Instructions to follow: Copy out all the data, word for word.

— Begin —

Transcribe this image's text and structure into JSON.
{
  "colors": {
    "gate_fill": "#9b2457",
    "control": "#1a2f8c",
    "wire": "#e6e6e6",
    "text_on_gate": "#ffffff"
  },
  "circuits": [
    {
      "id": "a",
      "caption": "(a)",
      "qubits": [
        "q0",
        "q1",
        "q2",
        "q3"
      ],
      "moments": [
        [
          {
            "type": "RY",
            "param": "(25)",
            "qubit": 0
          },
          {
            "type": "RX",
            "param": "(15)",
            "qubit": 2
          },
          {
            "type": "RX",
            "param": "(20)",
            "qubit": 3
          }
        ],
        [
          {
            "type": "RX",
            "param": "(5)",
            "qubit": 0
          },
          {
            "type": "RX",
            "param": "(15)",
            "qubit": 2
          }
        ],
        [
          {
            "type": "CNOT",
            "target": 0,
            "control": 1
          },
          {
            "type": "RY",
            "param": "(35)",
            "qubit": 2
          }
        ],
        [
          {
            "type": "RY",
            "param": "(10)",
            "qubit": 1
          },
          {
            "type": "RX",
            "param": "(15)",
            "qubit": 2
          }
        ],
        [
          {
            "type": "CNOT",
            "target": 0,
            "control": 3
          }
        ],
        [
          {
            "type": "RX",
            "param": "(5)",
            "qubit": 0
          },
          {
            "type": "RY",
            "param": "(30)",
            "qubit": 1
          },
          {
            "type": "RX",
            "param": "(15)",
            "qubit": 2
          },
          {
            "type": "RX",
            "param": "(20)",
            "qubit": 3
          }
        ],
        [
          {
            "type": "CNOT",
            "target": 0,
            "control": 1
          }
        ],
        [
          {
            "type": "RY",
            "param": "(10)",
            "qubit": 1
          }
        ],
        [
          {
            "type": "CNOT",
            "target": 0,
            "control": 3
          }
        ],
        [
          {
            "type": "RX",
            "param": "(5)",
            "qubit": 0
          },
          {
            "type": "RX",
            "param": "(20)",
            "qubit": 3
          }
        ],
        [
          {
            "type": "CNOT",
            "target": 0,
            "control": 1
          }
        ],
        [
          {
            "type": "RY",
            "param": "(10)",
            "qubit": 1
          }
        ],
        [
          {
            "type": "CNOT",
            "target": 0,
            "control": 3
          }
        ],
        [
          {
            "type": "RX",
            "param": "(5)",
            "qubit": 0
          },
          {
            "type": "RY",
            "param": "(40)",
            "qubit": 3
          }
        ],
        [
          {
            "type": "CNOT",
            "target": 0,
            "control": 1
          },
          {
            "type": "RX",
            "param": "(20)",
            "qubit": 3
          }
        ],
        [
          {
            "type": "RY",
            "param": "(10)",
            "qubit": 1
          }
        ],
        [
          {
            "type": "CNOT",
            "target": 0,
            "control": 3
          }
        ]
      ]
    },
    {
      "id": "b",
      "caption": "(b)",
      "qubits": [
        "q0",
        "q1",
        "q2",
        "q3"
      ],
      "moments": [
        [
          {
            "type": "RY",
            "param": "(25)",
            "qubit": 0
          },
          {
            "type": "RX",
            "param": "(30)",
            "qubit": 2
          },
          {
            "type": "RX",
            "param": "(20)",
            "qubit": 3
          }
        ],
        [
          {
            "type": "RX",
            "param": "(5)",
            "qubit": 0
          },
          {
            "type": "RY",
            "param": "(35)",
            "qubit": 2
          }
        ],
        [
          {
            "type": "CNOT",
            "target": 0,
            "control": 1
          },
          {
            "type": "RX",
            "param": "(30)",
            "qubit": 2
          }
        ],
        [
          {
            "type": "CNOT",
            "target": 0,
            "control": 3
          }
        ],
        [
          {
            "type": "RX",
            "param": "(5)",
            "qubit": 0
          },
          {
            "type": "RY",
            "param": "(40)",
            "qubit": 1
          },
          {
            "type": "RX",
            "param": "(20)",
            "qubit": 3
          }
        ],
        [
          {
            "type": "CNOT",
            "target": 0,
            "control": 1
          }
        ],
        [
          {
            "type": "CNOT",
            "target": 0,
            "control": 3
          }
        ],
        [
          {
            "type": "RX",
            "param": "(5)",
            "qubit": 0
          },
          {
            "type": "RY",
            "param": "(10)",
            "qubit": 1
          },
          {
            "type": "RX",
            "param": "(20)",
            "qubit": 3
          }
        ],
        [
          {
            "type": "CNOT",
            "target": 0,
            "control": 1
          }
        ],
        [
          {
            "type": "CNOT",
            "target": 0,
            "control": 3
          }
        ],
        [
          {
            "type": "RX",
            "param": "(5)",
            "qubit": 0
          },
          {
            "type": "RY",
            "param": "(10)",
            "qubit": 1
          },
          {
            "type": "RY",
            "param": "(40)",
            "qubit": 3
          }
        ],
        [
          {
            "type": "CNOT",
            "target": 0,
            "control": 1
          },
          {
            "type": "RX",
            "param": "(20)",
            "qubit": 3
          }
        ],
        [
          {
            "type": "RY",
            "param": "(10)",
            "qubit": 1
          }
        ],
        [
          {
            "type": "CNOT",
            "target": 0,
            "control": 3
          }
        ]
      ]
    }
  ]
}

— End —

Output of the task:
Transcribe this image's text and structure into JSON.
{
  "colors": {
    "gate_fill": "#9b2457",
    "control": "#1a2f8c",
    "wire": "#e6e6e6",
    "text_on_gate": "#ffffff"
  },
  "circuits": [
    {
      "id": "a",
      "caption": "(a)",
      "qubits": [
        "q0",
        "q1",
        "q2",
        "q3"
      ],
      "moments": [
        [
          {
            "type": "RY",
            "param": "(25)",
            "qubit": 0
          },
          {
            "type": "RX",
            "param": "(15)",
            "qubit": 2
          },
          {
            "type": "RX",
            "param": "(20)",
            "qubit": 3
          }
        ],
        [
          {
            "type": "RX",
            "param": "(5)",
            "qubit": 0
          },
          {
            "type": "RX",
            "param": "(15)",
            "qubit": 2
          }
        ],
        [
          {
            "type": "CNOT",
            "target": 0,
            "control": 1
          },
          {
            "type": "RY",
            "param": "(35)",
            "qubit": 2
          }
        ],
        [
          {
            "type": "RY",
            "param": "(10)",
            "qubit": 1
          },
          {
            "type": "RX",
            "param": "(15)",
            "qubit": 2
          }
        ],
        [
          {
            "type": "CNOT",
            "target": 0,
            "control": 3
          }
        ],
        [
          {
            "type": "RX",
            "param": "(5)",
            "qubit": 0
          },
          {
            "type": "RY",
            "param": "(30)",
            "qubit": 1
          },
          {
            "type": "RX",
            "param": "(15)",
            "qubit": 2
          },
          {
            "type": "RX",
            "param": "(20)",
            "qubit": 3
          }
        ],
        [
          {
            "type": "CNOT",
            "target": 0,
            "control": 1
          }
        ],
        [
          {
            "type": "RY",
            "param": "(10)",
            "qubit": 1
          }
        ],
        [
          {
            "type": "CNOT",
            "target": 0,
            "control": 3
          }
        ],
        [
          {
            "type": "RX",
            "param": "(5)",
            "qubit": 0
          },
          {
            "type": "RX",
            "param": "(20)",
            "qubit": 3
          }
        ],
        [
          {
            "type": "CNOT",
            "target": 0,
            "control": 1
          }
        ],
        [
          {
            "type": "RY",
            "param": "(10)",
            "qubit": 1
          }
        ],
        [
          {
            "type": "CNOT",
            "target": 0,
            "control": 3
          }
        ],
        [
          {
            "type": "RX",
            "param": "(5)",
            "qubit": 0
          },
          {
            "type": "RY",
            "param": "(40)",
            "qubit": 3
          }
        ],
        [
          {
            "type": "CNOT",
            "target": 0,
            "control": 1
          },
          {
            "type": "RX",
            "param": "(20)",
            "qubit": 3
          }
        ],
        [
          {
            "type": "RY",
            "param": "(10)",
            "qubit": 1
          }
        ],
        [
          {
            "type": "CNOT",
            "target": 0,
            "control": 3
          }
        ]
      ]
    },
    {
      "id": "b",
      "caption": "(b)",
      "qubits": [
        "q0",
        "q1",
        "q2",
        "q3"
      ],
      "moments": [
        [
          {
            "type": "RY",
            "param": "(25)",
            "qubit": 0
          },
          {
            "type": "RX",
            "param": "(30)",
            "qubit": 2
          },
          {
            "type": "RX",
            "param": "(20)",
            "qubit": 3
          }
        ],
        [
          {
            "type": "RX",
            "param": "(5)",
            "qubit": 0
          },
          {
            "type": "RY",
            "param": "(35)",
            "qubit": 2
          }
        ],
        [
          {
            "type": "CNOT",
            "target": 0,
            "control": 1
          },
          {
            "type": "RX",
            "param": "(30)",
            "qubit": 2
          }
        ],
        [
          {
            "type": "CNOT",
            "target": 0,
            "control": 3
          }
        ],
        [
          {
            "type": "RX",
            "param": "(5)",
            "qubit": 0
          },
          {
            "type": "RY",
            "param": "(40)",
            "qubit": 1
          },
          {
            "type": "RX",
            "param": "(20)",
            "qubit": 3
          }
        ],
        [
          {
            "type": "CNOT",
            "target": 0,
            "control": 1
          }
        ],
        [
          {
            "type": "CNOT",
            "target": 0,
            "control": 3
          }
        ],
        [
          {
            "type": "RX",
            "param": "(5)",
            "qubit": 0
          },
          {
            "type": "RY",
            "param": "(10)",
            "qubit": 1
          },
          {
            "type": "RX",
            "param": "(20)",
            "qubit": 3
          }
        ],
        [
          {
            "type": "CNOT",
            "target": 0,
            "control": 1
          }
        ],
        [
          {
            "type": "CNOT",
            "target": 0,
            "control": 3
          }
        ],
        [
          {
            "type": "RX",
            "param": "(5)",
            "qubit": 0
          },
          {
            "type": "RY",
            "param": "(10)",
            "qubit": 1
          },
          {
            "type": "RY",
            "param": "(40)",
            "qubit": 3
          }
        ],
        [
          {
            "type": "CNOT",
            "target": 0,
            "control": 1
          },
          {
            "type": "RX",
            "param": "(20)",
            "qubit": 3
          }
        ],
        [
          {
            "type": "RY",
            "param": "(10)",
            "qubit": 1
          }
        ],
        [
          {
            "type": "CNOT",
            "target": 0,
            "control": 3
          }
        ]
      ]
    }
  ]
}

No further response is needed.